### [SHORT TASK]
Copy each line exactly.

### [DATA LISTING]
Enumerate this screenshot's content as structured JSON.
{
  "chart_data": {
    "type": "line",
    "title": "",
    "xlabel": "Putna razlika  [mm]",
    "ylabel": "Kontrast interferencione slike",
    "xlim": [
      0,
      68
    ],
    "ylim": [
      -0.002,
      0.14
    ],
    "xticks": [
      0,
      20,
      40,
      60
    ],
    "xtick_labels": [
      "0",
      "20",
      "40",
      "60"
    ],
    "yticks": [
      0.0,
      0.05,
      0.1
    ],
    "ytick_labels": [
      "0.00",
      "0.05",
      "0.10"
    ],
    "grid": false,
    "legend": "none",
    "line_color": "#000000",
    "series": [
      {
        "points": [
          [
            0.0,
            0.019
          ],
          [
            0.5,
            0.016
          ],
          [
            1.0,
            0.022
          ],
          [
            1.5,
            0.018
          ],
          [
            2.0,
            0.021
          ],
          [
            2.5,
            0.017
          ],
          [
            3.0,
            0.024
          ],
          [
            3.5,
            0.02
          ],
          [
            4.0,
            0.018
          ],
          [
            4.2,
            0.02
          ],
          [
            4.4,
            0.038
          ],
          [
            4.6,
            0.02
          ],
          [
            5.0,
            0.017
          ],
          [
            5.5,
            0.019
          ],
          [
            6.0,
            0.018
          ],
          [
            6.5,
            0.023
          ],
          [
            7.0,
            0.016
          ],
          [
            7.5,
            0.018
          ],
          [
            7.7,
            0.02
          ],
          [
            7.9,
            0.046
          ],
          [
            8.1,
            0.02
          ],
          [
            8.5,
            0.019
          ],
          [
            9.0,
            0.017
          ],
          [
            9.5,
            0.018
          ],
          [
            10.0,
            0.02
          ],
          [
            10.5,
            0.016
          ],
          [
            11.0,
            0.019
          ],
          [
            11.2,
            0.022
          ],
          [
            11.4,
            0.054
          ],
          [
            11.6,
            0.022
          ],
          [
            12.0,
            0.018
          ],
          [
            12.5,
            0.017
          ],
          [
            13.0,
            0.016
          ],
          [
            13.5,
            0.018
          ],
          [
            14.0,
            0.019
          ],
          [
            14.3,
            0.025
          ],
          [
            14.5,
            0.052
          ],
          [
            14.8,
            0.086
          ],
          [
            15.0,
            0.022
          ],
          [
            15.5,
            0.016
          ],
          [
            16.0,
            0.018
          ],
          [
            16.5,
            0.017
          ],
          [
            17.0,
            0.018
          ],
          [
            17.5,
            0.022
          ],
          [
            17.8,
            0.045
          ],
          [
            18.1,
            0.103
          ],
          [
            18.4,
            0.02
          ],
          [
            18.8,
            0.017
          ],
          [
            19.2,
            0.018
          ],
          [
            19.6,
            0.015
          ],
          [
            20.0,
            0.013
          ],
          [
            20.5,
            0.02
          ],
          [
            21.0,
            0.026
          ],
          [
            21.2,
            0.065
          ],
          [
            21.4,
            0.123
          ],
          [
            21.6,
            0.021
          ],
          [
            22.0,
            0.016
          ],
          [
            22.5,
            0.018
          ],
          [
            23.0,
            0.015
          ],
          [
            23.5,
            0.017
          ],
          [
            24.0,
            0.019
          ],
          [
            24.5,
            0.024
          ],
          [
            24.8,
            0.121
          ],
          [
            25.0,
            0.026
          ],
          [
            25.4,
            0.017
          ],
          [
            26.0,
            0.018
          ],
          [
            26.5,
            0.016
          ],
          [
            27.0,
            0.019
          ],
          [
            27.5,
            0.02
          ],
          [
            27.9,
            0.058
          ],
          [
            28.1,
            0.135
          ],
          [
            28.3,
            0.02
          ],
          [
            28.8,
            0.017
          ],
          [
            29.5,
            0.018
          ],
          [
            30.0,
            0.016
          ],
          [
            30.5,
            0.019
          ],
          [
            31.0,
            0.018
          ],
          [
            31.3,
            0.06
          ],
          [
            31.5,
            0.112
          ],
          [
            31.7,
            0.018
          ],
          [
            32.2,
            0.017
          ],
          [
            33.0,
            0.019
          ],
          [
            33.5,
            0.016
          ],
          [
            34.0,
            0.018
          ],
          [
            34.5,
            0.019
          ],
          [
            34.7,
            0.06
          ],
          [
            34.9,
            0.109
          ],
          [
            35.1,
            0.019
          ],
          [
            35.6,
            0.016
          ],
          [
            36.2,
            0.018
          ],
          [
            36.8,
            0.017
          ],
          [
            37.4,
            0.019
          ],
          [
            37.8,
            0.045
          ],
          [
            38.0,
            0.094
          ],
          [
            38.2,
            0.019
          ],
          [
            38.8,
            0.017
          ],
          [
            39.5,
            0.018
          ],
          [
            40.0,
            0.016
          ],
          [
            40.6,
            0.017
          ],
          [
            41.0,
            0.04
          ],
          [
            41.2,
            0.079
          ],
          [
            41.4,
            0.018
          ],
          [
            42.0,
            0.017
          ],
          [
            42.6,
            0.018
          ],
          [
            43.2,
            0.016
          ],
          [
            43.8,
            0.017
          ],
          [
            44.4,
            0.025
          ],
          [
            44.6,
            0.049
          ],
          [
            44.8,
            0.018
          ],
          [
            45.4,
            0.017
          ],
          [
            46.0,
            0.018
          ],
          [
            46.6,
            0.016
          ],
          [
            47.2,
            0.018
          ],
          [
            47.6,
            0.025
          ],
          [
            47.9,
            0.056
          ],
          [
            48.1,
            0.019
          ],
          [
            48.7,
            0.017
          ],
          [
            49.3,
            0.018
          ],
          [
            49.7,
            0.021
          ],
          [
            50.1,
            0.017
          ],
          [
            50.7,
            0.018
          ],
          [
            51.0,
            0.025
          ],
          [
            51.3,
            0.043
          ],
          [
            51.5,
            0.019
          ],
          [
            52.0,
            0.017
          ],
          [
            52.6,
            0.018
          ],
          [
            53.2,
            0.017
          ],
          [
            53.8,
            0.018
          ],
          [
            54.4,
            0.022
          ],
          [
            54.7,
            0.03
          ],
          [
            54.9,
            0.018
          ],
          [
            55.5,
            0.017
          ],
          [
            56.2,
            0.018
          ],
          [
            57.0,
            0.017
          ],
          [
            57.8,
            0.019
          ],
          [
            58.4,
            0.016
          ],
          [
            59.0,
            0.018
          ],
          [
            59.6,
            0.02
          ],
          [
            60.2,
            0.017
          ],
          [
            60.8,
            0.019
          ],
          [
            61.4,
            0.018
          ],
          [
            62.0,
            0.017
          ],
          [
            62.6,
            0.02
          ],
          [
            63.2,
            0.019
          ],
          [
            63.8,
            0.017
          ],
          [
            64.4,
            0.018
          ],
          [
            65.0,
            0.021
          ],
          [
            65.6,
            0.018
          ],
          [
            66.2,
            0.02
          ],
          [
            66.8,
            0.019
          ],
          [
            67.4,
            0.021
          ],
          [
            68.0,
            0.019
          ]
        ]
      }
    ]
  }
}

### [SOLVED PROBLEM]
Enumerate this screenshot's content as structured JSON.
{
  "chart_data": {
    "type": "line",
    "title": "",
    "xlabel": "Putna razlika  [mm]",
    "ylabel": "Kontrast interferencione slike",
    "xlim": [
      0,
      68
    ],
    "ylim": [
      -0.002,
      0.14
    ],
    "xticks": [
      0,
      20,
      40,
      60
    ],
    "xtick_labels": [
      "0",
      "20",
      "40",
      "60"
    ],
    "yticks": [
      0.0,
      0.05,
      0.1
    ],
    "ytick_labels": [
      "0.00",
      "0.05",
      "0.10"
    ],
    "grid": false,
    "legend": "none",
    "line_color": "#000000",
    "series": [
      {
        "points": [
          [
            0.0,
            0.019
          ],
          [
            0.5,
            0.016
          ],
          [
            1.0,
            0.022
          ],
          [
            1.5,
            0.018
          ],
          [
            2.0,
            0.021
          ],
          [
            2.5,
            0.017
          ],
          [
            3.0,
            0.024
          ],
          [
            3.5,
            0.02
          ],
          [
            4.0,
            0.018
          ],
          [
            4.2,
            0.02
          ],
          [
            4.4,
            0.038
          ],
          [
            4.6,
            0.02
          ],
          [
            5.0,
            0.017
          ],
          [
            5.5,
            0.019
          ],
          [
            6.0,
            0.018
          ],
          [
            6.5,
            0.023
          ],
          [
            7.0,
            0.016
          ],
          [
            7.5,
            0.018
          ],
          [
            7.7,
            0.02
          ],
          [
            7.9,
            0.046
          ],
          [
            8.1,
            0.02
          ],
          [
            8.5,
            0.019
          ],
          [
            9.0,
            0.017
          ],
          [
            9.5,
            0.018
          ],
          [
            10.0,
            0.02
          ],
          [
            10.5,
            0.016
          ],
          [
            11.0,
            0.019
          ],
          [
            11.2,
            0.022
          ],
          [
            11.4,
            0.054
          ],
          [
            11.6,
            0.022
          ],
          [
            12.0,
            0.018
          ],
          [
            12.5,
            0.017
          ],
          [
            13.0,
            0.016
          ],
          [
            13.5,
            0.018
          ],
          [
            14.0,
            0.019
          ],
          [
            14.3,
            0.025
          ],
          [
            14.5,
            0.052
          ],
          [
            14.8,
            0.086
          ],
          [
            15.0,
            0.022
          ],
          [
            15.5,
            0.016
          ],
          [
            16.0,
            0.018
          ],
          [
            16.5,
            0.017
          ],
          [
            17.0,
            0.018
          ],
          [
            17.5,
            0.022
          ],
          [
            17.8,
            0.045
          ],
          [
            18.1,
            0.103
          ],
          [
            18.4,
            0.02
          ],
          [
            18.8,
            0.017
          ],
          [
            19.2,
            0.018
          ],
          [
            19.6,
            0.015
          ],
          [
            20.0,
            0.013
          ],
          [
            20.5,
            0.02
          ],
          [
            21.0,
            0.026
          ],
          [
            21.2,
            0.065
          ],
          [
            21.4,
            0.123
          ],
          [
            21.6,
            0.021
          ],
          [
            22.0,
            0.016
          ],
          [
            22.5,
            0.018
          ],
          [
            23.0,
            0.015
          ],
          [
            23.5,
            0.017
          ],
          [
            24.0,
            0.019
          ],
          [
            24.5,
            0.024
          ],
          [
            24.8,
            0.121
          ],
          [
            25.0,
            0.026
          ],
          [
            25.4,
            0.017
          ],
          [
            26.0,
            0.018
          ],
          [
            26.5,
            0.016
          ],
          [
            27.0,
            0.019
          ],
          [
            27.5,
            0.02
          ],
          [
            27.9,
            0.058
          ],
          [
            28.1,
            0.135
          ],
          [
            28.3,
            0.02
          ],
          [
            28.8,
            0.017
          ],
          [
            29.5,
            0.018
          ],
          [
            30.0,
            0.016
          ],
          [
            30.5,
            0.019
          ],
          [
            31.0,
            0.018
          ],
          [
            31.3,
            0.06
          ],
          [
            31.5,
            0.112
          ],
          [
            31.7,
            0.018
          ],
          [
            32.2,
            0.017
          ],
          [
            33.0,
            0.019
          ],
          [
            33.5,
            0.016
          ],
          [
            34.0,
            0.018
          ],
          [
            34.5,
            0.019
          ],
          [
            34.7,
            0.06
          ],
          [
            34.9,
            0.109
          ],
          [
            35.1,
            0.019
          ],
          [
            35.6,
            0.016
          ],
          [
            36.2,
            0.018
          ],
          [
            36.8,
            0.017
          ],
          [
            37.4,
            0.019
          ],
          [
            37.8,
            0.045
          ],
          [
            38.0,
            0.094
          ],
          [
            38.2,
            0.019
          ],
          [
            38.8,
            0.017
          ],
          [
            39.5,
            0.018
          ],
          [
            40.0,
            0.016
          ],
          [
            40.6,
            0.017
          ],
          [
            41.0,
            0.04
          ],
          [
            41.2,
            0.079
          ],
          [
            41.4,
            0.018
          ],
          [
            42.0,
            0.017
          ],
          [
            42.6,
            0.018
          ],
          [
            43.2,
            0.016
          ],
          [
            43.8,
            0.017
          ],
          [
            44.4,
            0.025
          ],
          [
            44.6,
            0.049
          ],
          [
            44.8,
            0.018
          ],
          [
            45.4,
            0.017
          ],
          [
            46.0,
            0.018
          ],
          [
            46.6,
            0.016
          ],
          [
            47.2,
            0.018
          ],
          [
            47.6,
            0.025
          ],
          [
            47.9,
            0.056
          ],
          [
            48.1,
            0.019
          ],
          [
            48.7,
            0.017
          ],
          [
            49.3,
            0.018
          ],
          [
            49.7,
            0.021
          ],
          [
            50.1,
            0.017
          ],
          [
            50.7,
            0.018
          ],
          [
            51.0,
            0.025
          ],
          [
            51.3,
            0.043
          ],
          [
            51.5,
            0.019
          ],
          [
            52.0,
            0.017
          ],
          [
            52.6,
            0.018
          ],
          [
            53.2,
            0.017
          ],
          [
            53.8,
            0.018
          ],
          [
            54.4,
            0.022
          ],
          [
            54.7,
            0.03
          ],
          [
            54.9,
            0.018
          ],
          [
            55.5,
            0.017
          ],
          [
            56.2,
            0.018
          ],
          [
            57.0,
            0.017
          ],
          [
            57.8,
            0.019
          ],
          [
            58.4,
            0.016
          ],
          [
            59.0,
            0.018
          ],
          [
            59.6,
            0.02
          ],
          [
            60.2,
            0.017
          ],
          [
            60.8,
            0.019
          ],
          [
            61.4,
            0.018
          ],
          [
            62.0,
            0.017
          ],
          [
            62.6,
            0.02
          ],
          [
            63.2,
            0.019
          ],
          [
            63.8,
            0.017
          ],
          [
            64.4,
            0.018
          ],
          [
            65.0,
            0.021
          ],
          [
            65.6,
            0.018
          ],
          [
            66.2,
            0.02
          ],
          [
            66.8,
            0.019
          ],
          [
            67.4,
            0.021
          ],
          [
            68.0,
            0.019
          ]
        ]
      }
    ]
  }
}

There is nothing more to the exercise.